• **THE TASK**: The records underneath are to be repeated exactly, with the pictures left out.

§

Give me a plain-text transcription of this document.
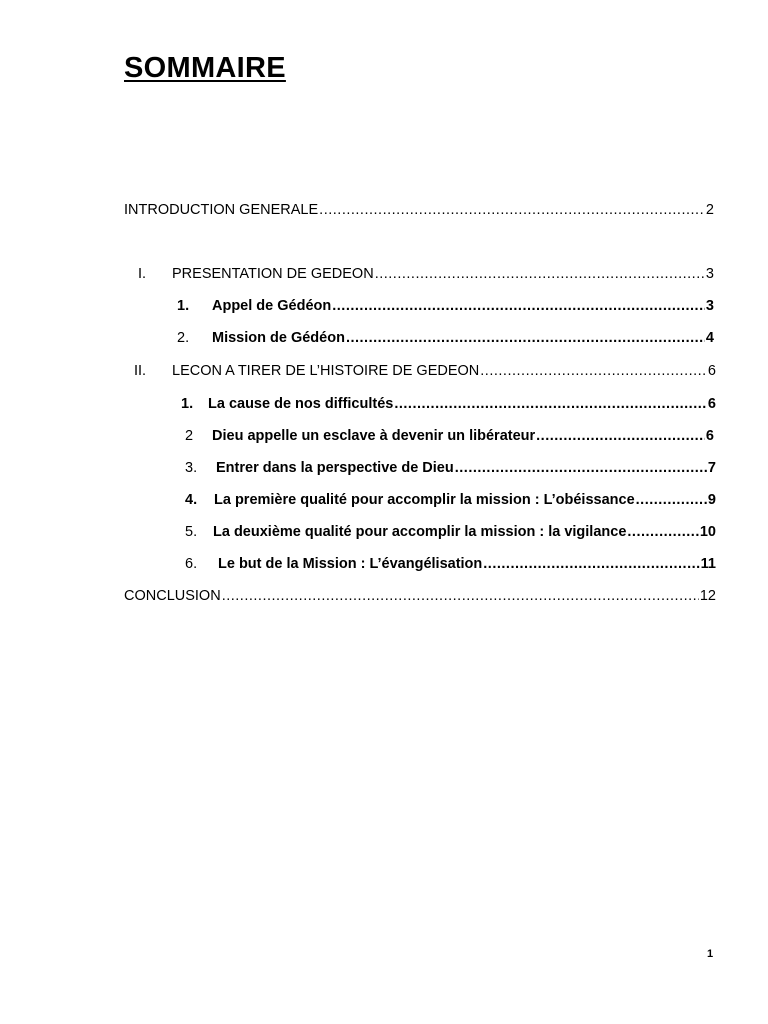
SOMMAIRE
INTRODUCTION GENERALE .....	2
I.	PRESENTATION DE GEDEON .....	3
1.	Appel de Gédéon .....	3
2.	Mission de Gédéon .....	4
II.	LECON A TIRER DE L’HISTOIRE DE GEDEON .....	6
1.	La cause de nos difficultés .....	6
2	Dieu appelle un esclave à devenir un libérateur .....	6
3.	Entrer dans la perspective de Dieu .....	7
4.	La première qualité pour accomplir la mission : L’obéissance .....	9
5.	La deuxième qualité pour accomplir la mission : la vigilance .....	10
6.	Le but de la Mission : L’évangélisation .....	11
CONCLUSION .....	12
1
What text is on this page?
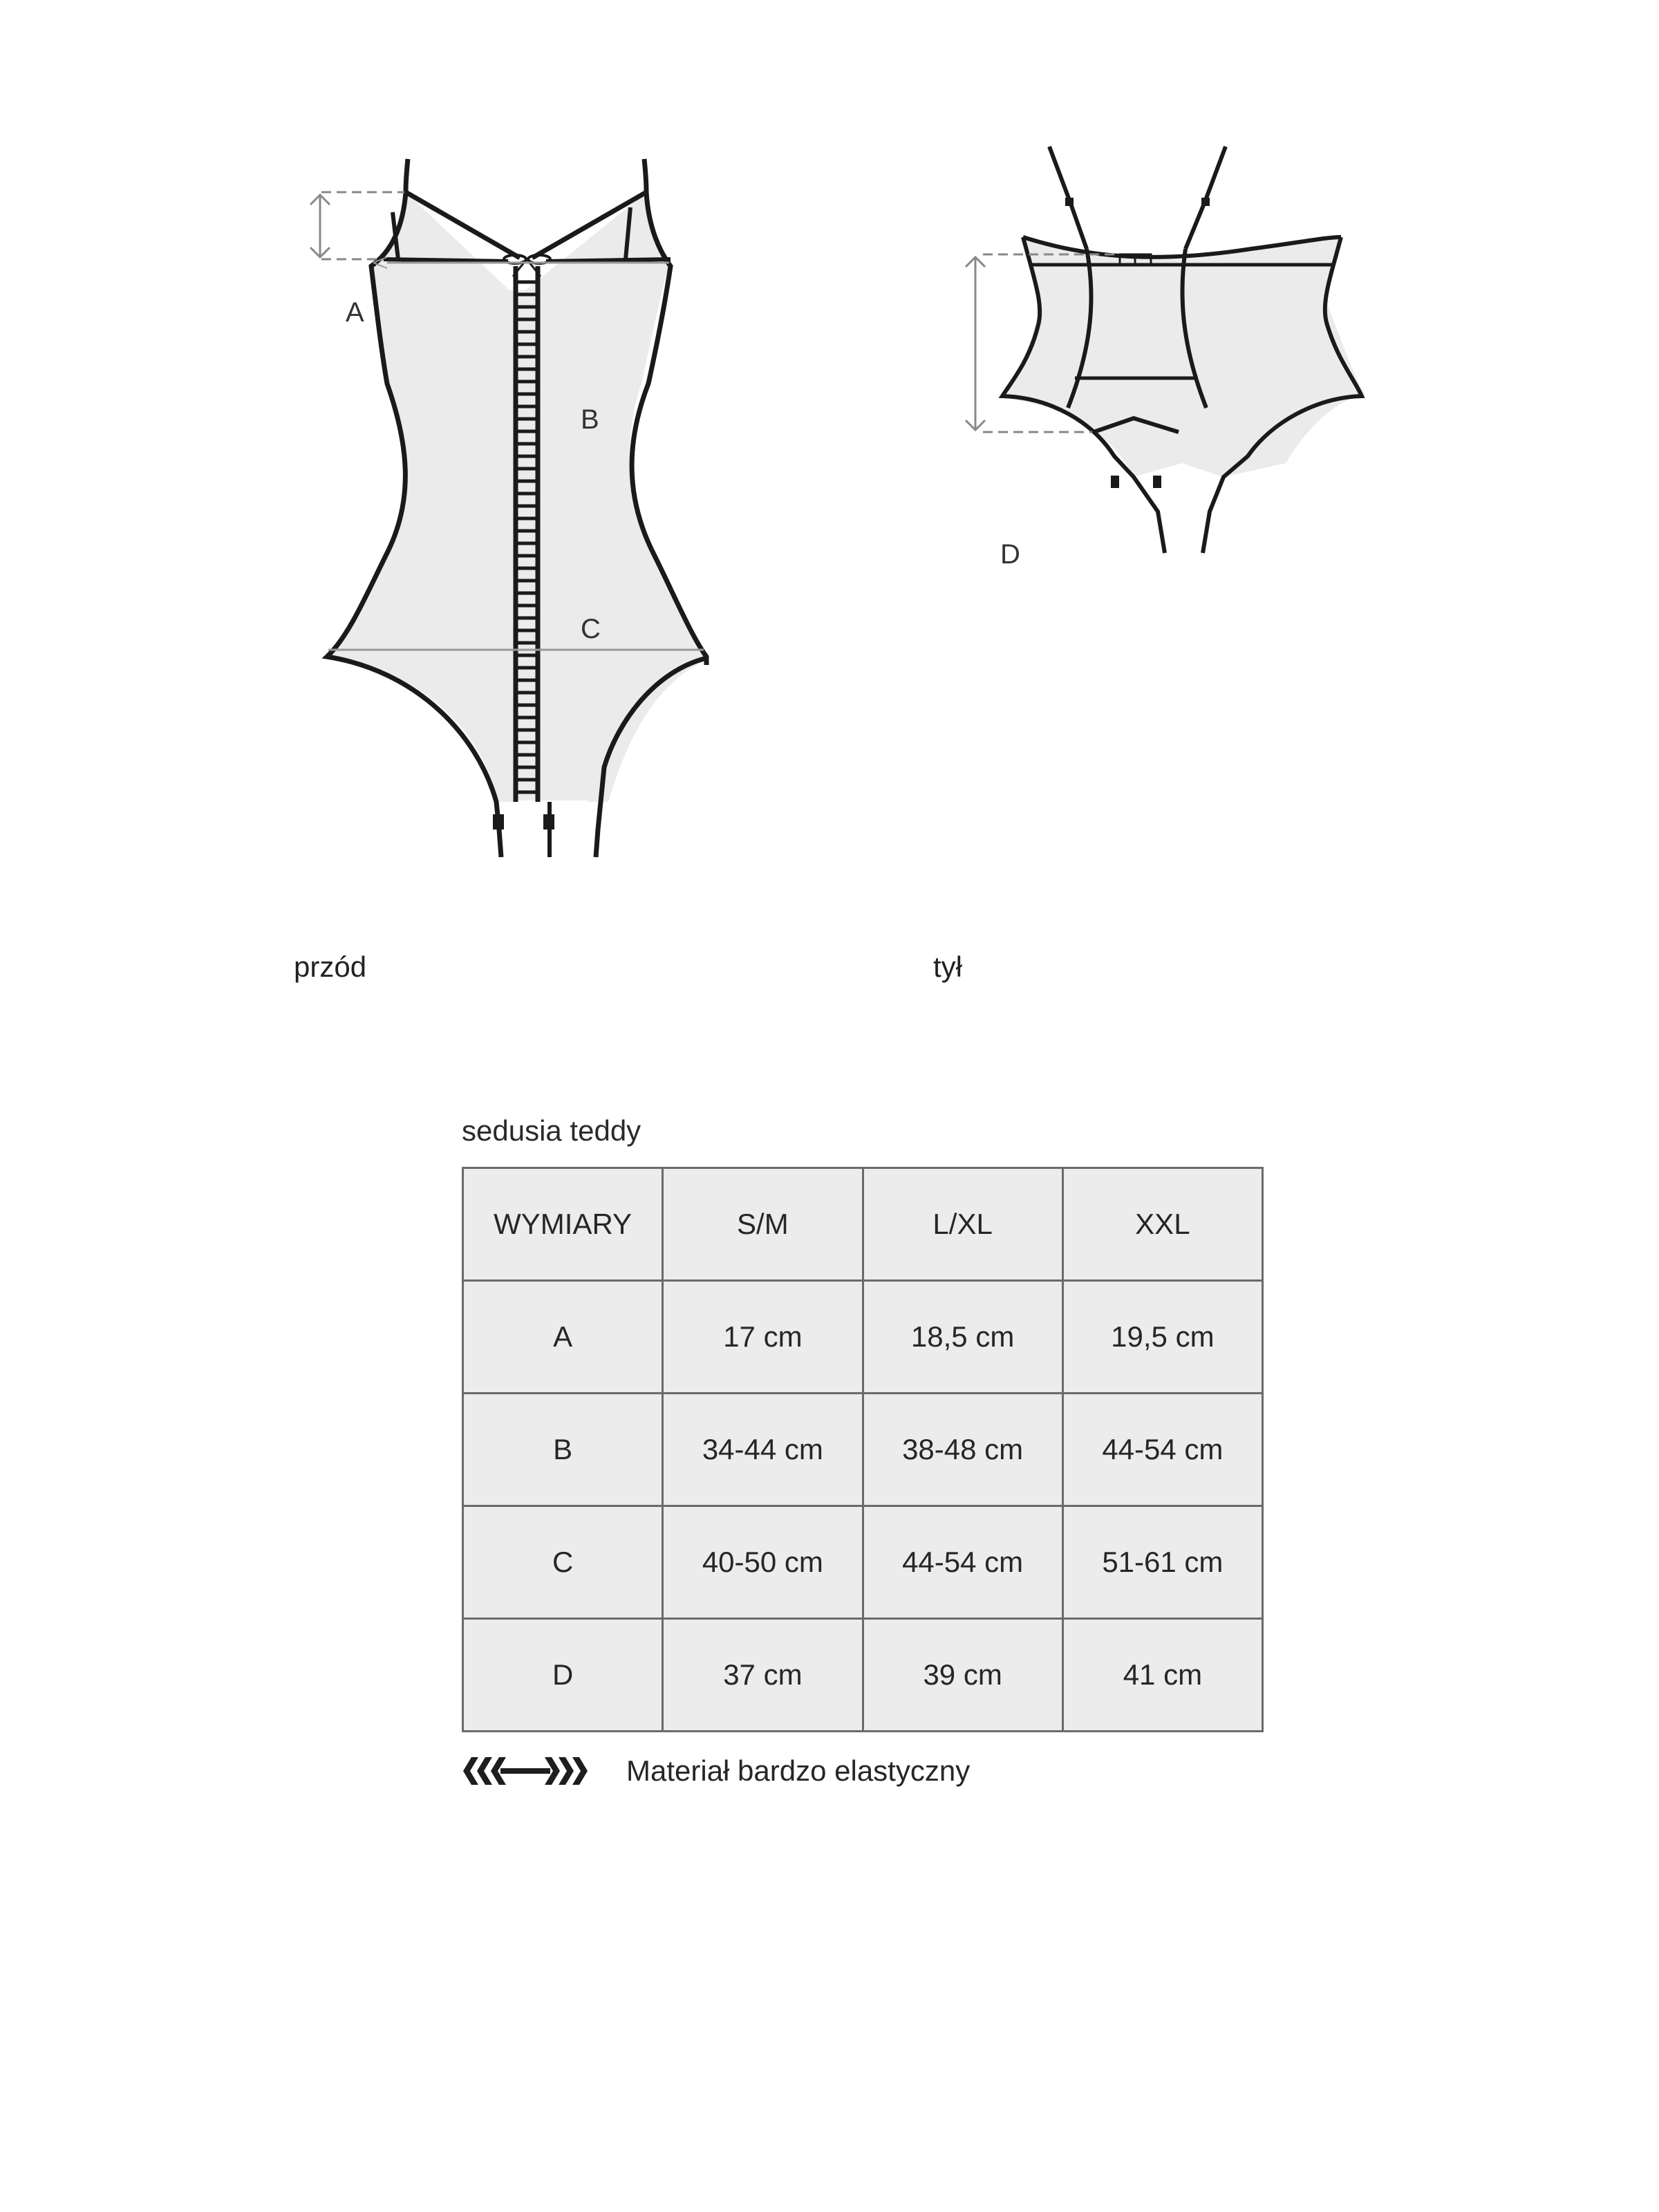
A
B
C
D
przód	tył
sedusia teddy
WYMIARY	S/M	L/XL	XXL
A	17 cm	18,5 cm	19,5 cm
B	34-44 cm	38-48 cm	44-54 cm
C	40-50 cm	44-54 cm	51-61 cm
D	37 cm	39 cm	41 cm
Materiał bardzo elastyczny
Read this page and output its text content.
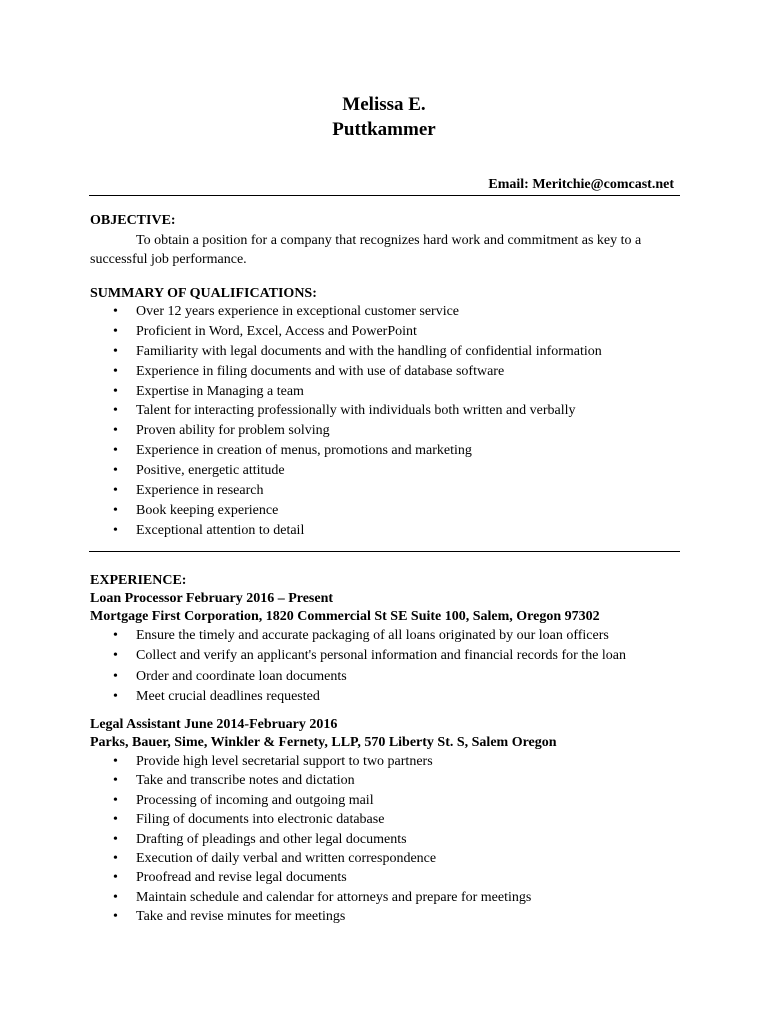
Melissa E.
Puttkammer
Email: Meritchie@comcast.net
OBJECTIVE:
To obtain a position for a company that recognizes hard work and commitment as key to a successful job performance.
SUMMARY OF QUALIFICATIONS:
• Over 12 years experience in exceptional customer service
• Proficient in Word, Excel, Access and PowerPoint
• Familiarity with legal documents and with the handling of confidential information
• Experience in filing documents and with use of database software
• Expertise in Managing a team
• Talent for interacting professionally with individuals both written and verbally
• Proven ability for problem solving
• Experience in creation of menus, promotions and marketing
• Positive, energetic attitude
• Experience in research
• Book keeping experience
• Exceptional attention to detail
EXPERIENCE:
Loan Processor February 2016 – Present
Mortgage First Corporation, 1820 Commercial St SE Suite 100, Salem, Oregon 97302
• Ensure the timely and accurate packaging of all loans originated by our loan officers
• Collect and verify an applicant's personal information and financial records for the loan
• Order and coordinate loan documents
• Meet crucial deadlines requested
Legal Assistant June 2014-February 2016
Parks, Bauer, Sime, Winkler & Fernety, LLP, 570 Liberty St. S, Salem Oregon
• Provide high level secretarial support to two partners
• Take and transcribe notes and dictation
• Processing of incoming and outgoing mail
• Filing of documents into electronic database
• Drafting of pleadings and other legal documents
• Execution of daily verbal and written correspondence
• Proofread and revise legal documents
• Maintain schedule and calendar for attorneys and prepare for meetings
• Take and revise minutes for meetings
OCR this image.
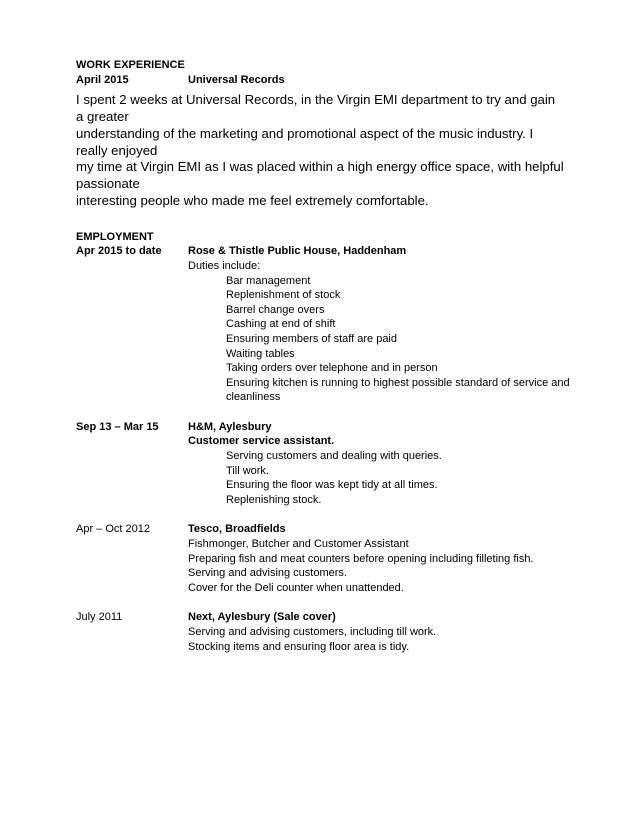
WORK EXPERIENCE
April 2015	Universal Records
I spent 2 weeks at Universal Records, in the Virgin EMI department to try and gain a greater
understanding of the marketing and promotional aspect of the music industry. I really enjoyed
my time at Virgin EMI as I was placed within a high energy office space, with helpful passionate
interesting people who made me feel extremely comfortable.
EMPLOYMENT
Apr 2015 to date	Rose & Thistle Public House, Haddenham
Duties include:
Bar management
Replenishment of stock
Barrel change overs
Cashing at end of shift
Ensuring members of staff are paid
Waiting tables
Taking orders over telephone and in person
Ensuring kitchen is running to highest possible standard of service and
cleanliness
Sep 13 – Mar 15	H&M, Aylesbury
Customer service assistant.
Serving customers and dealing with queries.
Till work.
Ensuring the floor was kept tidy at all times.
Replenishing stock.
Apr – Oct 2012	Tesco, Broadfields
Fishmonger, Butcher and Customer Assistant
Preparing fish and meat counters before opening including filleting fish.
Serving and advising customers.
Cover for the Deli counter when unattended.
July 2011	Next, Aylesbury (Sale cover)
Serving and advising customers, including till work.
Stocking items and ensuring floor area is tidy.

§

• **FINAL ANSWER**:
Give me a plain-text transcription of this document.
SOMMAIRE
INTRODUCTION GENERALE .....	2
I.	PRESENTATION DE GEDEON .....	3
1.	Appel de Gédéon .....	3
2.	Mission de Gédéon .....	4
II.	LECON A TIRER DE L’HISTOIRE DE GEDEON .....	6
1.	La cause de nos difficultés .....	6
2	Dieu appelle un esclave à devenir un libérateur .....	6
3.	Entrer dans la perspective de Dieu .....	7
4.	La première qualité pour accomplir la mission : L’obéissance .....	9
5.	La deuxième qualité pour accomplir la mission : la vigilance .....	10
6.	Le but de la Mission : L’évangélisation .....	11
CONCLUSION .....	12
1
What text is on this page?
A
B
C
D
przód	tył
sedusia teddy
WYMIARY	S/M	L/XL	XXL
A	17 cm	18,5 cm	19,5 cm
B	34-44 cm	38-48 cm	44-54 cm
C	40-50 cm	44-54 cm	51-61 cm
D	37 cm	39 cm	41 cm
Materiał bardzo elastyczny
Read this page and output its text content.
Melissa E.
Puttkammer
Email: Meritchie@comcast.net
OBJECTIVE:
To obtain a position for a company that recognizes hard work and commitment as key to a successful job performance.
SUMMARY OF QUALIFICATIONS:
• Over 12 years experience in exceptional customer service
• Proficient in Word, Excel, Access and PowerPoint
• Familiarity with legal documents and with the handling of confidential information
• Experience in filing documents and with use of database software
• Expertise in Managing a team
• Talent for interacting professionally with individuals both written and verbally
• Proven ability for problem solving
• Experience in creation of menus, promotions and marketing
• Positive, energetic attitude
• Experience in research
• Book keeping experience
• Exceptional attention to detail
EXPERIENCE:
Loan Processor February 2016 – Present
Mortgage First Corporation, 1820 Commercial St SE Suite 100, Salem, Oregon 97302
• Ensure the timely and accurate packaging of all loans originated by our loan officers
• Collect and verify an applicant's personal information and financial records for the loan
• Order and coordinate loan documents
• Meet crucial deadlines requested
Legal Assistant June 2014-February 2016
Parks, Bauer, Sime, Winkler & Fernety, LLP, 570 Liberty St. S, Salem Oregon
• Provide high level secretarial support to two partners
• Take and transcribe notes and dictation
• Processing of incoming and outgoing mail
• Filing of documents into electronic database
• Drafting of pleadings and other legal documents
• Execution of daily verbal and written correspondence
• Proofread and revise legal documents
• Maintain schedule and calendar for attorneys and prepare for meetings
• Take and revise minutes for meetings
OCR this image.
WORK EXPERIENCE
April 2015	Universal Records
I spent 2 weeks at Universal Records, in the Virgin EMI department to try and gain a greater
understanding of the marketing and promotional aspect of the music industry. I really enjoyed
my time at Virgin EMI as I was placed within a high energy office space, with helpful passionate
interesting people who made me feel extremely comfortable.
EMPLOYMENT
Apr 2015 to date	Rose & Thistle Public House, Haddenham
Duties include:
Bar management
Replenishment of stock
Barrel change overs
Cashing at end of shift
Ensuring members of staff are paid
Waiting tables
Taking orders over telephone and in person
Ensuring kitchen is running to highest possible standard of service and
cleanliness
Sep 13 – Mar 15	H&M, Aylesbury
Customer service assistant.
Serving customers and dealing with queries.
Till work.
Ensuring the floor was kept tidy at all times.
Replenishing stock.
Apr – Oct 2012	Tesco, Broadfields
Fishmonger, Butcher and Customer Assistant
Preparing fish and meat counters before opening including filleting fish.
Serving and advising customers.
Cover for the Deli counter when unattended.
July 2011	Next, Aylesbury (Sale cover)
Serving and advising customers, including till work.
Stocking items and ensuring floor area is tidy.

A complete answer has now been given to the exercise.